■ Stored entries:
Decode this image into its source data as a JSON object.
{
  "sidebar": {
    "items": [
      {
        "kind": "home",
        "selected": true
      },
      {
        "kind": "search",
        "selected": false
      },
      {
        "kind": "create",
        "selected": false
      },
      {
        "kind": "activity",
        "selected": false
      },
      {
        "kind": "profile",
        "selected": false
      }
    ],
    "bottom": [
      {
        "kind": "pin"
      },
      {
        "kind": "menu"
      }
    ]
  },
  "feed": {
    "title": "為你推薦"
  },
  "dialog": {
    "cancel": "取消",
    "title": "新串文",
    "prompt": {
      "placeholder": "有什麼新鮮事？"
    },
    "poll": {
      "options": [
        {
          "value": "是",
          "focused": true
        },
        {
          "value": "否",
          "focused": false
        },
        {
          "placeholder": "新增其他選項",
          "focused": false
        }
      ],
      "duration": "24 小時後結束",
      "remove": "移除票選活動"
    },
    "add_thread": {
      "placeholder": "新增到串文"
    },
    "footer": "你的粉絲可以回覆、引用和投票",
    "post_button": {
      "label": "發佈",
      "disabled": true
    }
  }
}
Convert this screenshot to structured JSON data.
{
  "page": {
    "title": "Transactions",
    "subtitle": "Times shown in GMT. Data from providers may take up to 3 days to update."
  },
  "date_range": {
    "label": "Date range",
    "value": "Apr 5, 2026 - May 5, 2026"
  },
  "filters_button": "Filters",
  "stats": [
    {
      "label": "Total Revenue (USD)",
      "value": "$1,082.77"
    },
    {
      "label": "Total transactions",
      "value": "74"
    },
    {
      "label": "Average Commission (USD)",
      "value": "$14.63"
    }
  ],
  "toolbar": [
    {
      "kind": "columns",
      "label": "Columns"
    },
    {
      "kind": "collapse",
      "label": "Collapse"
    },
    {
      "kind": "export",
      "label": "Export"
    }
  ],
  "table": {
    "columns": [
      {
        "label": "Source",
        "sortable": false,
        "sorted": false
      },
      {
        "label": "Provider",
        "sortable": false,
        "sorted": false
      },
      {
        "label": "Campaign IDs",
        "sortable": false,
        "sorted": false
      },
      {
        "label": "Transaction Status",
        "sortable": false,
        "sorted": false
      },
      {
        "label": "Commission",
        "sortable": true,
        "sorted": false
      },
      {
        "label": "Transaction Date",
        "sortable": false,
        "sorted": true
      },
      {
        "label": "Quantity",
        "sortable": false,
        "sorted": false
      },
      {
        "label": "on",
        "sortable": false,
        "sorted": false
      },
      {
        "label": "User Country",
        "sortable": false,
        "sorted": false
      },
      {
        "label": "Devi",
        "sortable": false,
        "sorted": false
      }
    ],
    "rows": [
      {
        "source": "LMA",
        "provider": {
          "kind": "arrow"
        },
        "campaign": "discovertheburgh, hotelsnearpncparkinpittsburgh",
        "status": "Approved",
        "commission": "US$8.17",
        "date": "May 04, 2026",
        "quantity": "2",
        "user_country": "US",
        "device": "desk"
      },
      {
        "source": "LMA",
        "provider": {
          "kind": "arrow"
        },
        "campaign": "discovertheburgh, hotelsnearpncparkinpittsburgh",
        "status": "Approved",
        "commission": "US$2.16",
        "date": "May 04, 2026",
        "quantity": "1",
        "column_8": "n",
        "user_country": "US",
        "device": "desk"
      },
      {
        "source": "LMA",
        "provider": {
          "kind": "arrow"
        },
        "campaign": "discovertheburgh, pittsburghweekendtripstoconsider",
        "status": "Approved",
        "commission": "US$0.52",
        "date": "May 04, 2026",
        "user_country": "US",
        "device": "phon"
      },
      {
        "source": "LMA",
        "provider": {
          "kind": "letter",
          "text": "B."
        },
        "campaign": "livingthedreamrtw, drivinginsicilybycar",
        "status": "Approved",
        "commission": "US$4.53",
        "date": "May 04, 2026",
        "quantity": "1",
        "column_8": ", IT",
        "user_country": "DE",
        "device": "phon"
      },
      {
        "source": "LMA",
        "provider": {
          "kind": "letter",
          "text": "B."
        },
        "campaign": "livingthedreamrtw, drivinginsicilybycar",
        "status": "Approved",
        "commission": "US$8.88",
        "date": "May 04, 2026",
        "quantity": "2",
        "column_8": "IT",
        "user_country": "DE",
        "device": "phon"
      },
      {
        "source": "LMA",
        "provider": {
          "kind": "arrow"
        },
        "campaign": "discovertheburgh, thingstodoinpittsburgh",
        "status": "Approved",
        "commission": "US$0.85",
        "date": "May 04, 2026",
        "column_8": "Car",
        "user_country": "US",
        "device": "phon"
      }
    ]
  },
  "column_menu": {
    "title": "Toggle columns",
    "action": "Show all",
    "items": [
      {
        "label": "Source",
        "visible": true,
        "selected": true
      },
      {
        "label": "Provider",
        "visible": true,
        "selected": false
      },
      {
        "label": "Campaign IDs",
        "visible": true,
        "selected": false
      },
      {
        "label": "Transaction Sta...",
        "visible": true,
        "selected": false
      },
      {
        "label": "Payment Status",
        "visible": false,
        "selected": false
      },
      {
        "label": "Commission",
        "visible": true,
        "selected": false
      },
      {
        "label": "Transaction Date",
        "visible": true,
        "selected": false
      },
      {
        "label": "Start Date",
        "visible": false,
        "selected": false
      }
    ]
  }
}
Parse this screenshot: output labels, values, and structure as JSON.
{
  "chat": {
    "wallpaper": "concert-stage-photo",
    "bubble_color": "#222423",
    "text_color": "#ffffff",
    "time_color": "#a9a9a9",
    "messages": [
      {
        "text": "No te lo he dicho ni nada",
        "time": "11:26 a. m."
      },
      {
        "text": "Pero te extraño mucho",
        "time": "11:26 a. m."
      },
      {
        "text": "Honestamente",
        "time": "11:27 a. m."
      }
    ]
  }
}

■ Direction: From the listing above, copy all lines holding the word "JSON".

■ Complete output:
Decode this image into its source data as a JSON object.
Convert this screenshot to structured JSON data.
Parse this screenshot: output labels, values, and structure as JSON.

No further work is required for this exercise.